> **Saved data entries**:
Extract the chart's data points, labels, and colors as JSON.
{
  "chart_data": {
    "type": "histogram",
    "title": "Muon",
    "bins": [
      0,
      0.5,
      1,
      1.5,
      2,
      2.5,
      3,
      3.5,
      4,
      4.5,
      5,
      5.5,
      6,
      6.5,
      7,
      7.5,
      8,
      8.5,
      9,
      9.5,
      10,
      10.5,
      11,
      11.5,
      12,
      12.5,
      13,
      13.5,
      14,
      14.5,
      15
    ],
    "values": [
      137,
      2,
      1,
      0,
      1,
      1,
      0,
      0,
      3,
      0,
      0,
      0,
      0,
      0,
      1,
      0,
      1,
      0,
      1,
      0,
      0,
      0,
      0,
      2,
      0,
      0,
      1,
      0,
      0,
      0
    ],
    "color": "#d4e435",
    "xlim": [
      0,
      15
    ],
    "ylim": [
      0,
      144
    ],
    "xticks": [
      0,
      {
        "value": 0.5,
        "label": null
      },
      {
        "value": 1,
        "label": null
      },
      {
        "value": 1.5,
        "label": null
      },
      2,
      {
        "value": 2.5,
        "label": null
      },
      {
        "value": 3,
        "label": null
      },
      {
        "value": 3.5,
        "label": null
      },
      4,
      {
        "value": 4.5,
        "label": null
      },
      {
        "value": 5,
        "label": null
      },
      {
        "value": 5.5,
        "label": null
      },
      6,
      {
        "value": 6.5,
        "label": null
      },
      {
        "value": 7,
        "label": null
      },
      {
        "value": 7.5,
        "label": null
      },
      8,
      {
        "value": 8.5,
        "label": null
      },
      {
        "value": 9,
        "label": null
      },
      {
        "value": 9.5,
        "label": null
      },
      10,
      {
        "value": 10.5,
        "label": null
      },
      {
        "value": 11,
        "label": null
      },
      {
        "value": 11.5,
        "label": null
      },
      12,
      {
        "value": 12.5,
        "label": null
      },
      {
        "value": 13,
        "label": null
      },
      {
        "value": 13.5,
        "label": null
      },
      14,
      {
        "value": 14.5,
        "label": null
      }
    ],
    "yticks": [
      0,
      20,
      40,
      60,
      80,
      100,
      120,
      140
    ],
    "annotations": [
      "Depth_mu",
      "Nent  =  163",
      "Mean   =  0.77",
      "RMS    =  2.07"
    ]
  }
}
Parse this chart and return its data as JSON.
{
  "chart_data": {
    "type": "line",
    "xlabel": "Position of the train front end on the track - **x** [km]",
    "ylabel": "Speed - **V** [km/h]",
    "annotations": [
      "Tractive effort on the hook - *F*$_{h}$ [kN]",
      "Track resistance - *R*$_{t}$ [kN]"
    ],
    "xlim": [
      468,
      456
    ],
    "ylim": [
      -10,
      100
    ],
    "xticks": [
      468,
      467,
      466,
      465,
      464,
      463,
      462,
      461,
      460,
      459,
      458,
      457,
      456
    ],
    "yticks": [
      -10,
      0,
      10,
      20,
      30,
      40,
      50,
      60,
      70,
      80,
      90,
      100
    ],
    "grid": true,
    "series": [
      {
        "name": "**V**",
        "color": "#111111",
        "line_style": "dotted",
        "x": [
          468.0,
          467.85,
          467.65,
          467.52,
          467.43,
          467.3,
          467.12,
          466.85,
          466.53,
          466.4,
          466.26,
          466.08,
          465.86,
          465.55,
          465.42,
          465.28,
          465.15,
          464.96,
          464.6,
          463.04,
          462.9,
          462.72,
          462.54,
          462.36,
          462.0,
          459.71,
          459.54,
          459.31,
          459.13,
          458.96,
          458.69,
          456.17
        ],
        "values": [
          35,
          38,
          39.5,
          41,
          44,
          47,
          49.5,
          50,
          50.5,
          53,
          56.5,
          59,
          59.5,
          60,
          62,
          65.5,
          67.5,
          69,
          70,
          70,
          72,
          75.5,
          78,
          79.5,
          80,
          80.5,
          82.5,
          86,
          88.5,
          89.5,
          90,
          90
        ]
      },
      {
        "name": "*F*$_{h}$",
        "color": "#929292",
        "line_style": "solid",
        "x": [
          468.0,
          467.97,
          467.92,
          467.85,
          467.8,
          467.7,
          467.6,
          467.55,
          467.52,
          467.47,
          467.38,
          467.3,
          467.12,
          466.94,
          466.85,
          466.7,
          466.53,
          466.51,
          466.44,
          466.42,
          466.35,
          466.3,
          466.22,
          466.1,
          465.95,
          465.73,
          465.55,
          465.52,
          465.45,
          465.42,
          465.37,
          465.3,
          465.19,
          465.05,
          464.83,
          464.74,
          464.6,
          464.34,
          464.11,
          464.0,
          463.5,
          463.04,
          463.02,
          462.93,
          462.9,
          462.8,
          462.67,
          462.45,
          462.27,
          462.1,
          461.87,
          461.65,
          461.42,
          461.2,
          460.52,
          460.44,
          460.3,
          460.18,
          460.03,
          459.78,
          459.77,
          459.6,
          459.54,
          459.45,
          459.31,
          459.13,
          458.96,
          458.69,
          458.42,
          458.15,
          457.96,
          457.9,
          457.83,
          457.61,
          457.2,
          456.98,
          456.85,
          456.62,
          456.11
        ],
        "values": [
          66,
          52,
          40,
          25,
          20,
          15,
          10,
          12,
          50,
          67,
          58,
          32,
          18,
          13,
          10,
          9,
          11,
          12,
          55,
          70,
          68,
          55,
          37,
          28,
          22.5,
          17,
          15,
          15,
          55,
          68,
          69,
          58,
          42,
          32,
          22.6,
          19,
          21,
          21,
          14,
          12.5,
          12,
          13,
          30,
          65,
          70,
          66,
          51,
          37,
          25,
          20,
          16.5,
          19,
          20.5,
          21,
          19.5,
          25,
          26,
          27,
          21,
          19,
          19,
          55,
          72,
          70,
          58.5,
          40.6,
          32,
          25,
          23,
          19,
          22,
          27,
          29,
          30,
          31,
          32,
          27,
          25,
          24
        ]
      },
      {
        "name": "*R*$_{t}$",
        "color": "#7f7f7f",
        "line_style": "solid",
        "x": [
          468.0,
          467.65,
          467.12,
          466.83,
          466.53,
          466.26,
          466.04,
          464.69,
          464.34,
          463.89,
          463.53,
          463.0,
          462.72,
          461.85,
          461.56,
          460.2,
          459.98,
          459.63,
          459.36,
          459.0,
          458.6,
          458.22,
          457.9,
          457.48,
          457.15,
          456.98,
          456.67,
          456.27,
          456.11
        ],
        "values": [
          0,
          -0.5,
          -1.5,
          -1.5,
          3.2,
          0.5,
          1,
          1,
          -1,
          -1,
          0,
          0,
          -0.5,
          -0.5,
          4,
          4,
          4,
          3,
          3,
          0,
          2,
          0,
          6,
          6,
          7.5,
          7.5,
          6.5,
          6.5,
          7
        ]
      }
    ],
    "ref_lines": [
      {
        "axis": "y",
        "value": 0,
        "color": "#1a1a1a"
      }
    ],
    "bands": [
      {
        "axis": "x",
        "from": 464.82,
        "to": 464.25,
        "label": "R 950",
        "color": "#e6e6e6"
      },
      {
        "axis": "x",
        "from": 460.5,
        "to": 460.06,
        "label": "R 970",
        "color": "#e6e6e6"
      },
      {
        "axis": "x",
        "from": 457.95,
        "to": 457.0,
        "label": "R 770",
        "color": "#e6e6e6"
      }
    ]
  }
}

> **Directive**: Please quote the data above in full, with no line missing.

> **Reply**:
Extract the chart's data points, labels, and colors as JSON.
{
  "chart_data": {
    "type": "histogram",
    "title": "Muon",
    "bins": [
      0,
      0.5,
      1,
      1.5,
      2,
      2.5,
      3,
      3.5,
      4,
      4.5,
      5,
      5.5,
      6,
      6.5,
      7,
      7.5,
      8,
      8.5,
      9,
      9.5,
      10,
      10.5,
      11,
      11.5,
      12,
      12.5,
      13,
      13.5,
      14,
      14.5,
      15
    ],
    "values": [
      137,
      2,
      1,
      0,
      1,
      1,
      0,
      0,
      3,
      0,
      0,
      0,
      0,
      0,
      1,
      0,
      1,
      0,
      1,
      0,
      0,
      0,
      0,
      2,
      0,
      0,
      1,
      0,
      0,
      0
    ],
    "color": "#d4e435",
    "xlim": [
      0,
      15
    ],
    "ylim": [
      0,
      144
    ],
    "xticks": [
      0,
      {
        "value": 0.5,
        "label": null
      },
      {
        "value": 1,
        "label": null
      },
      {
        "value": 1.5,
        "label": null
      },
      2,
      {
        "value": 2.5,
        "label": null
      },
      {
        "value": 3,
        "label": null
      },
      {
        "value": 3.5,
        "label": null
      },
      4,
      {
        "value": 4.5,
        "label": null
      },
      {
        "value": 5,
        "label": null
      },
      {
        "value": 5.5,
        "label": null
      },
      6,
      {
        "value": 6.5,
        "label": null
      },
      {
        "value": 7,
        "label": null
      },
      {
        "value": 7.5,
        "label": null
      },
      8,
      {
        "value": 8.5,
        "label": null
      },
      {
        "value": 9,
        "label": null
      },
      {
        "value": 9.5,
        "label": null
      },
      10,
      {
        "value": 10.5,
        "label": null
      },
      {
        "value": 11,
        "label": null
      },
      {
        "value": 11.5,
        "label": null
      },
      12,
      {
        "value": 12.5,
        "label": null
      },
      {
        "value": 13,
        "label": null
      },
      {
        "value": 13.5,
        "label": null
      },
      14,
      {
        "value": 14.5,
        "label": null
      }
    ],
    "yticks": [
      0,
      20,
      40,
      60,
      80,
      100,
      120,
      140
    ],
    "annotations": [
      "Depth_mu",
      "Nent  =  163",
      "Mean   =  0.77",
      "RMS    =  2.07"
    ]
  }
}
Parse this chart and return its data as JSON.
{
  "chart_data": {
    "type": "line",
    "xlabel": "Position of the train front end on the track - **x** [km]",
    "ylabel": "Speed - **V** [km/h]",
    "annotations": [
      "Tractive effort on the hook - *F*$_{h}$ [kN]",
      "Track resistance - *R*$_{t}$ [kN]"
    ],
    "xlim": [
      468,
      456
    ],
    "ylim": [
      -10,
      100
    ],
    "xticks": [
      468,
      467,
      466,
      465,
      464,
      463,
      462,
      461,
      460,
      459,
      458,
      457,
      456
    ],
    "yticks": [
      -10,
      0,
      10,
      20,
      30,
      40,
      50,
      60,
      70,
      80,
      90,
      100
    ],
    "grid": true,
    "series": [
      {
        "name": "**V**",
        "color": "#111111",
        "line_style": "dotted",
        "x": [
          468.0,
          467.85,
          467.65,
          467.52,
          467.43,
          467.3,
          467.12,
          466.85,
          466.53,
          466.4,
          466.26,
          466.08,
          465.86,
          465.55,
          465.42,
          465.28,
          465.15,
          464.96,
          464.6,
          463.04,
          462.9,
          462.72,
          462.54,
          462.36,
          462.0,
          459.71,
          459.54,
          459.31,
          459.13,
          458.96,
          458.69,
          456.17
        ],
        "values": [
          35,
          38,
          39.5,
          41,
          44,
          47,
          49.5,
          50,
          50.5,
          53,
          56.5,
          59,
          59.5,
          60,
          62,
          65.5,
          67.5,
          69,
          70,
          70,
          72,
          75.5,
          78,
          79.5,
          80,
          80.5,
          82.5,
          86,
          88.5,
          89.5,
          90,
          90
        ]
      },
      {
        "name": "*F*$_{h}$",
        "color": "#929292",
        "line_style": "solid",
        "x": [
          468.0,
          467.97,
          467.92,
          467.85,
          467.8,
          467.7,
          467.6,
          467.55,
          467.52,
          467.47,
          467.38,
          467.3,
          467.12,
          466.94,
          466.85,
          466.7,
          466.53,
          466.51,
          466.44,
          466.42,
          466.35,
          466.3,
          466.22,
          466.1,
          465.95,
          465.73,
          465.55,
          465.52,
          465.45,
          465.42,
          465.37,
          465.3,
          465.19,
          465.05,
          464.83,
          464.74,
          464.6,
          464.34,
          464.11,
          464.0,
          463.5,
          463.04,
          463.02,
          462.93,
          462.9,
          462.8,
          462.67,
          462.45,
          462.27,
          462.1,
          461.87,
          461.65,
          461.42,
          461.2,
          460.52,
          460.44,
          460.3,
          460.18,
          460.03,
          459.78,
          459.77,
          459.6,
          459.54,
          459.45,
          459.31,
          459.13,
          458.96,
          458.69,
          458.42,
          458.15,
          457.96,
          457.9,
          457.83,
          457.61,
          457.2,
          456.98,
          456.85,
          456.62,
          456.11
        ],
        "values": [
          66,
          52,
          40,
          25,
          20,
          15,
          10,
          12,
          50,
          67,
          58,
          32,
          18,
          13,
          10,
          9,
          11,
          12,
          55,
          70,
          68,
          55,
          37,
          28,
          22.5,
          17,
          15,
          15,
          55,
          68,
          69,
          58,
          42,
          32,
          22.6,
          19,
          21,
          21,
          14,
          12.5,
          12,
          13,
          30,
          65,
          70,
          66,
          51,
          37,
          25,
          20,
          16.5,
          19,
          20.5,
          21,
          19.5,
          25,
          26,
          27,
          21,
          19,
          19,
          55,
          72,
          70,
          58.5,
          40.6,
          32,
          25,
          23,
          19,
          22,
          27,
          29,
          30,
          31,
          32,
          27,
          25,
          24
        ]
      },
      {
        "name": "*R*$_{t}$",
        "color": "#7f7f7f",
        "line_style": "solid",
        "x": [
          468.0,
          467.65,
          467.12,
          466.83,
          466.53,
          466.26,
          466.04,
          464.69,
          464.34,
          463.89,
          463.53,
          463.0,
          462.72,
          461.85,
          461.56,
          460.2,
          459.98,
          459.63,
          459.36,
          459.0,
          458.6,
          458.22,
          457.9,
          457.48,
          457.15,
          456.98,
          456.67,
          456.27,
          456.11
        ],
        "values": [
          0,
          -0.5,
          -1.5,
          -1.5,
          3.2,
          0.5,
          1,
          1,
          -1,
          -1,
          0,
          0,
          -0.5,
          -0.5,
          4,
          4,
          4,
          3,
          3,
          0,
          2,
          0,
          6,
          6,
          7.5,
          7.5,
          6.5,
          6.5,
          7
        ]
      }
    ],
    "ref_lines": [
      {
        "axis": "y",
        "value": 0,
        "color": "#1a1a1a"
      }
    ],
    "bands": [
      {
        "axis": "x",
        "from": 464.82,
        "to": 464.25,
        "label": "R 950",
        "color": "#e6e6e6"
      },
      {
        "axis": "x",
        "from": 460.5,
        "to": 460.06,
        "label": "R 970",
        "color": "#e6e6e6"
      },
      {
        "axis": "x",
        "from": 457.95,
        "to": 457.0,
        "label": "R 770",
        "color": "#e6e6e6"
      }
    ]
  }
}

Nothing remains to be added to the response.